TEXT EXTRACT:
* * * *

But in India you rely on documents that are provided to you by the drivers.

We rely on the licenses that the driver already has. In order to get that license there are a number of checks and the documents are verified by the government. So if you have that license, fundamentally some of those checks have happened. I saw the stats that 30 percentage of driver licenses are fake—its a challenging environment to try to figure out how you go above and beyond that check and improve the safety standards on our platform.

Again, we believe that within the environment of what is out there out right now we are certainly compliant and in some ways going above and beyond what is expected by the government.

What does Uber do that's extra?

Every driver who we have is paid is paid electronically. That means that every driver we have has a bank account, which means they have a bank account which has a different KYC process a bank has gone through, and that's exclusively the only way that you can get paid on Uber. There's no cash transactions. We don't pay the drivers in cash so you know when the driver wants to get paid he has to give us valid bank account information. Of course there are addresses that match up across all those documents for them to get that bank account so that's a check right.

Do you check with the address in the bank account if it's the same as that on the driver's license?

The thing is to be set up with the bank account, there's certain information that the driver has to provide to us to set up the payment to go to the bank. So that is yet another check on top of the documents they would have to have.

Is it true that the driver involved in this case did not have a PSV badge?

For the type of license that drivers work with Uber and many other app-based companies, their license type does not require a PSV.

It seems as if the government just woke up to the existence of the entire app-based cab aggregator industry. What they seem to be saying is that this industry is not covered under any law and so it’s not permitted.

I would say it is allowed. There are two pieces to what happens when you're using Uber. You're using an app to connect to a driver instead of calling him on the phone. So I struggle to see why that is bad or needs to be regulated in a different way just because I transacted my bank on an app versus calling them—it's the same thing.

And secondly I'm connecting with a licensed driver who the government has already allowed to be a taxi driver. Those are the only two things that happen. In either scenario, it's the same driver that you're connecting with—the government has already said this person is safe and qualified to be on the roads.

So whether you use Uber or whether you call them over the phone, it's the same thing right. And that's our view towards regulation.

* * * *

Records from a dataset

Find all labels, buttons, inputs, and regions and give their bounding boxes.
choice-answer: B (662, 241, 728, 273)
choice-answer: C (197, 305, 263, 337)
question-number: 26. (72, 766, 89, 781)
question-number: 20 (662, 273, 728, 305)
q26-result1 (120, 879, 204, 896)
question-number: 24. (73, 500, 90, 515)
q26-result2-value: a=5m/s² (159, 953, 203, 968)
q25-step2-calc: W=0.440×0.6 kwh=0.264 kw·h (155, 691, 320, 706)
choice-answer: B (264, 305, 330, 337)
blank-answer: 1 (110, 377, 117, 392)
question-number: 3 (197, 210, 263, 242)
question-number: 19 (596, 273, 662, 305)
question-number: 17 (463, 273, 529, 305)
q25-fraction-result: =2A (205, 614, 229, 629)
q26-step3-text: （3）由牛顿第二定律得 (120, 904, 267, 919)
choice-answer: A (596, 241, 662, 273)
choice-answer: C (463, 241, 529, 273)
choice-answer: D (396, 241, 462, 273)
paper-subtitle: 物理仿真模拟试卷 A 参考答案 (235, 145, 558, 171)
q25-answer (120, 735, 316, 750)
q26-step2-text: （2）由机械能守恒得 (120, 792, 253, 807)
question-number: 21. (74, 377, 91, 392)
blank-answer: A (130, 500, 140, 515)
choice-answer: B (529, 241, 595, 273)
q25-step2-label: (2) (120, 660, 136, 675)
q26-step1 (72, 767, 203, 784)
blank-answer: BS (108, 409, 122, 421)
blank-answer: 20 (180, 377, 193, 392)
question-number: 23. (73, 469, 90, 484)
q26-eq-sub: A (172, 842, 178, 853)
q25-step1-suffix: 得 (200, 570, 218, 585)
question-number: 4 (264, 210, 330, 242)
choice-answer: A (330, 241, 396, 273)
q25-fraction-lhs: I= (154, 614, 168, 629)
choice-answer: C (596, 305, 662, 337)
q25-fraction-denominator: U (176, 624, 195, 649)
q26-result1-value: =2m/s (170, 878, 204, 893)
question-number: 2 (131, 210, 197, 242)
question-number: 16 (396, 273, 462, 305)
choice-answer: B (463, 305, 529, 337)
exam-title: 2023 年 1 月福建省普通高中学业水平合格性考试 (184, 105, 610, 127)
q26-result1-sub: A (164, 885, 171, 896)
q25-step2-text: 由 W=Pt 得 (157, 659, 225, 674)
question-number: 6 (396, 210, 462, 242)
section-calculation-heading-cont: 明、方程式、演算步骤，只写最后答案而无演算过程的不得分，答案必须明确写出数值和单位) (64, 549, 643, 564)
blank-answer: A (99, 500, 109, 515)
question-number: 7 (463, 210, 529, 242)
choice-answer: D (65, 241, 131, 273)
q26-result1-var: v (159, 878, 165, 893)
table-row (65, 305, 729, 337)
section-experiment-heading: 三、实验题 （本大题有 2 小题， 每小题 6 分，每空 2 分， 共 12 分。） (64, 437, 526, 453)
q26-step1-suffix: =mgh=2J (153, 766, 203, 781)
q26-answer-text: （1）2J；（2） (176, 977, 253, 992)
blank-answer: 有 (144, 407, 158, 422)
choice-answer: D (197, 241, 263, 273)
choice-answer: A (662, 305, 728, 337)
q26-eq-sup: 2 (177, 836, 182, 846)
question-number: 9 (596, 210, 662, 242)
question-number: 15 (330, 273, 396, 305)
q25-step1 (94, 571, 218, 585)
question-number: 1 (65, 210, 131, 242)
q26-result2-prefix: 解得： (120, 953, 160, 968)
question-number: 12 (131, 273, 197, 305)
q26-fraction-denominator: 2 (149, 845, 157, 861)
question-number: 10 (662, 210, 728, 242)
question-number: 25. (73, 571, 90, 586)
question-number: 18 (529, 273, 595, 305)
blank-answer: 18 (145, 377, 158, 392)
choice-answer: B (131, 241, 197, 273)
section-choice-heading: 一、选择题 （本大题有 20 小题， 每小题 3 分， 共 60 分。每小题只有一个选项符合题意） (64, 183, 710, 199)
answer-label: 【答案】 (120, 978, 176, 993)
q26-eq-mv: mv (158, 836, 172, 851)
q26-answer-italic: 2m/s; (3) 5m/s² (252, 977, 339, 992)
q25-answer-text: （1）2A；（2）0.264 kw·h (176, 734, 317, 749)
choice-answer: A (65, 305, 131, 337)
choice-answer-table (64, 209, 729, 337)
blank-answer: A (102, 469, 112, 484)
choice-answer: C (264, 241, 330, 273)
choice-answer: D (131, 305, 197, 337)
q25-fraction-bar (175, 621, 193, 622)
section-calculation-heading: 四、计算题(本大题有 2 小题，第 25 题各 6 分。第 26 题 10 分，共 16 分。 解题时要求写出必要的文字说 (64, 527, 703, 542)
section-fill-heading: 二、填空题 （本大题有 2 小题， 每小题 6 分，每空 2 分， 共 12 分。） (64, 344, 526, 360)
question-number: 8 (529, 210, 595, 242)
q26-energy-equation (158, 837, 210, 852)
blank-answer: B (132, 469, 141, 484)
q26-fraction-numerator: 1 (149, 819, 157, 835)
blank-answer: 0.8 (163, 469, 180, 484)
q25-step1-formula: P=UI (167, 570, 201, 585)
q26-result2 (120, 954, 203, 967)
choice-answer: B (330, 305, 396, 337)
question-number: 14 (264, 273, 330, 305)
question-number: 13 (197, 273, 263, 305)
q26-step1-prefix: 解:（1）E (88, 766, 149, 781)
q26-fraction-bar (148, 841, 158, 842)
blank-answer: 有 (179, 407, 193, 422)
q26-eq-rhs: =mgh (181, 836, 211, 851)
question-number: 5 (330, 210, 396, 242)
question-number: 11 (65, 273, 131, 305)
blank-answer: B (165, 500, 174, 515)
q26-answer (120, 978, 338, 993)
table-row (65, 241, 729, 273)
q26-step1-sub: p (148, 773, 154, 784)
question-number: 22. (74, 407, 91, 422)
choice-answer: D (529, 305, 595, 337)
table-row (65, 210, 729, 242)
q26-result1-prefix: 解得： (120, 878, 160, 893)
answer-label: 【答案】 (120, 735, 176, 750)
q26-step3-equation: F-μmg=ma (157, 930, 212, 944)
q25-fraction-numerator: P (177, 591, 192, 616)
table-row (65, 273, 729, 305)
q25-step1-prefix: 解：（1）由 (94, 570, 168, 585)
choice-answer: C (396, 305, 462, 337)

* * * *

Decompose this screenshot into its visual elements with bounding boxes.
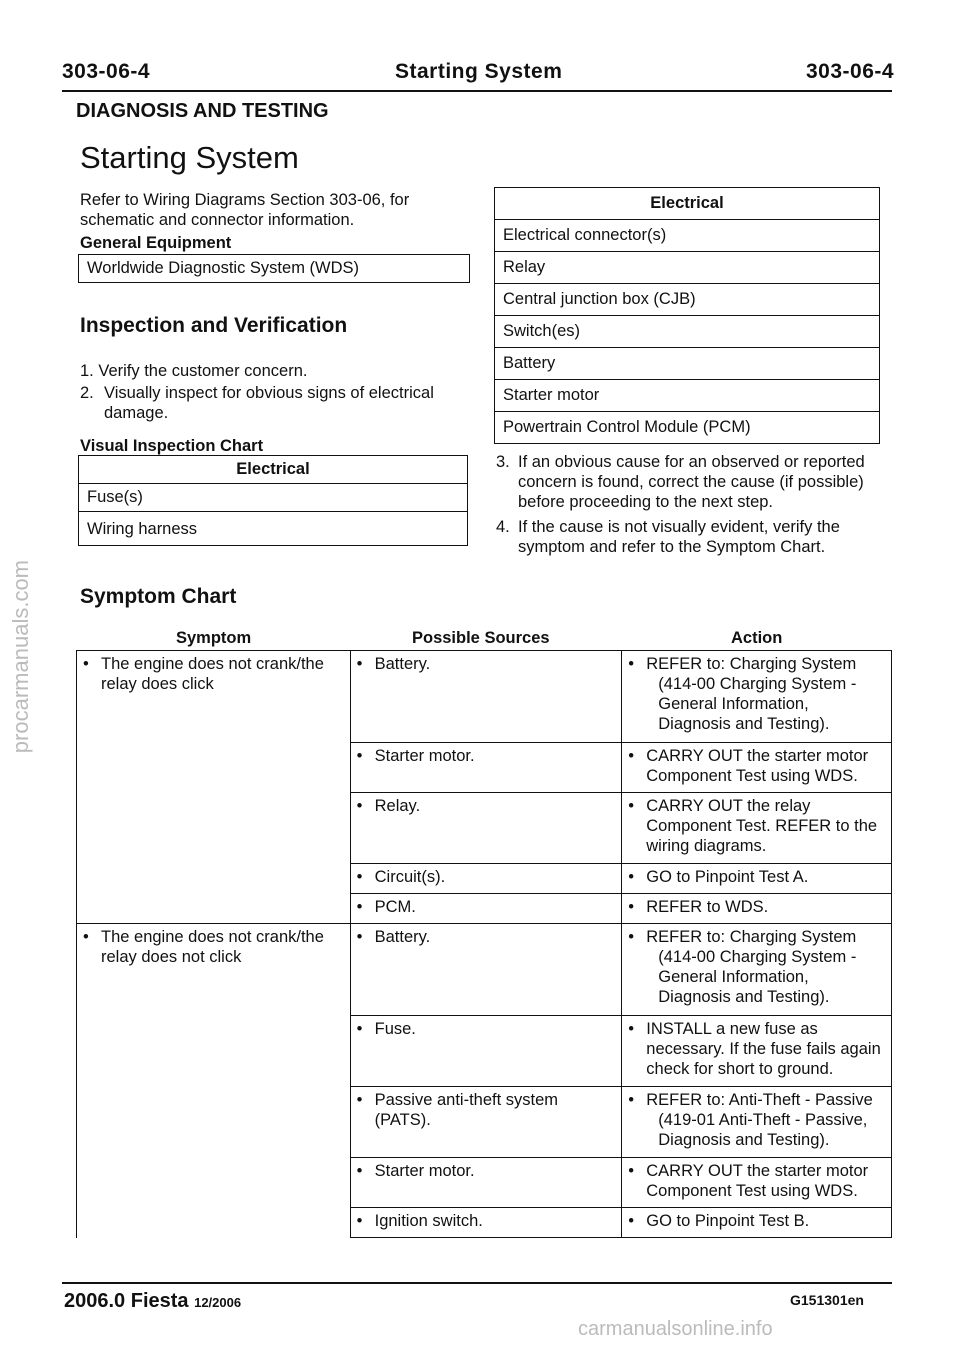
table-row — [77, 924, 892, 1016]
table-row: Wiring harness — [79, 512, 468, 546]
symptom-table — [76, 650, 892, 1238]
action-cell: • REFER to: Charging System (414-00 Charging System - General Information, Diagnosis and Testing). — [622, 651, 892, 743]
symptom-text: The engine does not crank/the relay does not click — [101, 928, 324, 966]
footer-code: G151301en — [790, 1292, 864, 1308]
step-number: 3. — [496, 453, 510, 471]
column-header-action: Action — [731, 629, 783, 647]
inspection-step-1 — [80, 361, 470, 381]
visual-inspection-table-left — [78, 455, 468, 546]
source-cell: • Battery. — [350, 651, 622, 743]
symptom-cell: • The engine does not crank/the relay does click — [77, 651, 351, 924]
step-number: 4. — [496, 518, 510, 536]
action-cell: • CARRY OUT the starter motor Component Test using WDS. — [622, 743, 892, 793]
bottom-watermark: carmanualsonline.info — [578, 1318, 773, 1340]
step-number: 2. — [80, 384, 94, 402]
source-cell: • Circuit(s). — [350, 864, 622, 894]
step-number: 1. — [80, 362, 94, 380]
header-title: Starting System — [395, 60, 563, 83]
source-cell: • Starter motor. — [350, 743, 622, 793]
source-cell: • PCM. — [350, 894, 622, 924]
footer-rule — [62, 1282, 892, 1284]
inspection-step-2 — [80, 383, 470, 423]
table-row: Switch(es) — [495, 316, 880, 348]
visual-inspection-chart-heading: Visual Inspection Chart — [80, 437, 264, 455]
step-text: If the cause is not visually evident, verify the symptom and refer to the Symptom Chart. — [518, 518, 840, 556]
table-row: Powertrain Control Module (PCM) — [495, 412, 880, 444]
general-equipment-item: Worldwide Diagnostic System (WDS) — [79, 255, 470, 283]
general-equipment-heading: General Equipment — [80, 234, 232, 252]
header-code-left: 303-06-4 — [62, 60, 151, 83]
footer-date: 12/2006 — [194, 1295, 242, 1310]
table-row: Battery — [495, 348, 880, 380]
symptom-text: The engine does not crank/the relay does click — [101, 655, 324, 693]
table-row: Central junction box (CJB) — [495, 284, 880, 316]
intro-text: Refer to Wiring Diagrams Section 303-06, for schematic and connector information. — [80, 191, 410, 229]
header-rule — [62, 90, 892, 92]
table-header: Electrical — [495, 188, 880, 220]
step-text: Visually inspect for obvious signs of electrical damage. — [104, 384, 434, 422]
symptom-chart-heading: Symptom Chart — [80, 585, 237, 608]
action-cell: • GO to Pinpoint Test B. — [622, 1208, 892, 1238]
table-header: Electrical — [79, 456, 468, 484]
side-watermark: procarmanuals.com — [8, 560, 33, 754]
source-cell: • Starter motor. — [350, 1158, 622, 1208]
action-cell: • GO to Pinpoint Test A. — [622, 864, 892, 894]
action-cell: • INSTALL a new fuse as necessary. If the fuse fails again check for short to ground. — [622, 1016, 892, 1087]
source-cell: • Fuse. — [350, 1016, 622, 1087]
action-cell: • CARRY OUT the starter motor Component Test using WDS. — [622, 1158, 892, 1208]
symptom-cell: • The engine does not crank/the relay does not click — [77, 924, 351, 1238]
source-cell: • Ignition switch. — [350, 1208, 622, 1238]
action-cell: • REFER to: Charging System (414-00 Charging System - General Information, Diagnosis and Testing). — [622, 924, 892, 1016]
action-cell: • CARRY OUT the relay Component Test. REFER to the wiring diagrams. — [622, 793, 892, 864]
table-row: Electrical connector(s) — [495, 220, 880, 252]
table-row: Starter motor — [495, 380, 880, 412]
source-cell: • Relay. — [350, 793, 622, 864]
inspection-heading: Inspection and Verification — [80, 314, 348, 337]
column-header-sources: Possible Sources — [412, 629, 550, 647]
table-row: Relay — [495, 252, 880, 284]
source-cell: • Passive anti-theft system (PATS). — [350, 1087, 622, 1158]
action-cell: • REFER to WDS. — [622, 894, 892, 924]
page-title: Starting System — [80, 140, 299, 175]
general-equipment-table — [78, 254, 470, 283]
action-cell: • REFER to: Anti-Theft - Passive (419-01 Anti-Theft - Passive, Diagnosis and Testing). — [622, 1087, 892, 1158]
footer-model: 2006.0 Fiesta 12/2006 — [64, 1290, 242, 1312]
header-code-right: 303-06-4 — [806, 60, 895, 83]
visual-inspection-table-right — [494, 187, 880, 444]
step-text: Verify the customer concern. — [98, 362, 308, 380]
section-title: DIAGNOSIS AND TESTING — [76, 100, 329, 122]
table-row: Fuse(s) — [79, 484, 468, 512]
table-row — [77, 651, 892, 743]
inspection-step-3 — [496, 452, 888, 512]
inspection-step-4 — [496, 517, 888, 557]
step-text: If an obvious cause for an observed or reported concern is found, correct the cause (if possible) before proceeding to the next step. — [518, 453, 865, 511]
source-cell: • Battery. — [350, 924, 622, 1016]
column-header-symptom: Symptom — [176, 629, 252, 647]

* * * *

In the interview on Uber in India, why does paying every driver electronically count as an extra check on drivers? Answer in one to three sentences.

Since drivers are paid only electronically, with no cash, every driver must give Uber valid bank account information. The bank has put that account through its own KYC process, which requires addresses that match across the driver's documents. That adds a check on top of the license.